▶ _SUPPLIED DATA_
>> start
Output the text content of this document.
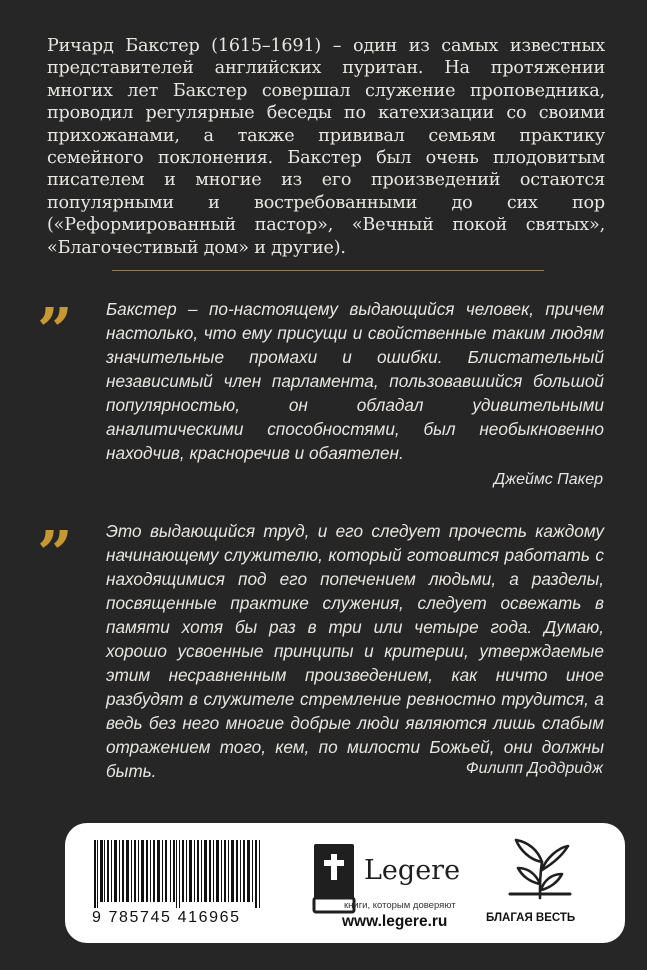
Ричард Бакстер (1615–1691) – один из самых известных представителей английских пуритан. На протяжении многих лет Бакстер совершал служение проповедника, проводил регулярные беседы по катехизации со своими прихожанами, а также прививал семьям практику семейного поклонения. Бакстер был очень плодовитым писателем и многие из его произведений остаются популярными и востребованными до сих пор («Реформированный пастор», «Вечный покой святых», «Благочестивый дом» и другие).
” Бакстер – по-настоящему выдающийся человек, причем настолько, что ему присущи и свойственные таким людям значительные промахи и ошибки. Блистательный независимый член парламента, пользовавшийся большой популярностью, он обладал удивительными аналитическими способностями, был необыкновенно находчив, красноречив и обаятелен.
Джеймс Пакер
” Это выдающийся труд, и его следует прочесть каждому начинающему служителю, который готовится работать с находящимися под его попечением людьми, а разделы, посвященные практике служения, следует освежать в памяти хотя бы раз в три или четыре года. Думаю, хорошо усвоенные принципы и критерии, утверждаемые этим несравненным произведением, как ничто иное разбудят в служителе стремление ревностно трудится, а ведь без него многие добрые люди являются лишь слабым отражением того, кем, по милости Божьей, они должны быть.	Филипп Доддридж
9 785745 416965
Legere
книги, которым доверяют
www.legere.ru	БЛАГАЯ ВЕСТЬ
>> end
▶ _SHORT TASK_
Find every line that has "Бакстер" in it, then return those lines.

▶ _SOLUTION FOR THIS EXERCISE_
Ричард Бакстер (1615–1691) – один из самых известных представителей английских пуритан. На протяжении многих лет Бакстер совершал служение проповедника, проводил регулярные беседы по катехизации со своими прихожанами, а также прививал семьям практику семейного поклонения. Бакстер был очень плодовитым писателем и многие из его произведений остаются популярными и востребованными до сих пор («Реформированный пастор», «Вечный покой святых», «Благочестивый дом» и другие).
” Бакстер – по-настоящему выдающийся человек, причем настолько, что ему присущи и свойственные таким людям значительные промахи и ошибки. Блистательный независимый член парламента, пользовавшийся большой популярностью, он обладал удивительными аналитическими способностями, был необыкновенно находчив, красноречив и обаятелен.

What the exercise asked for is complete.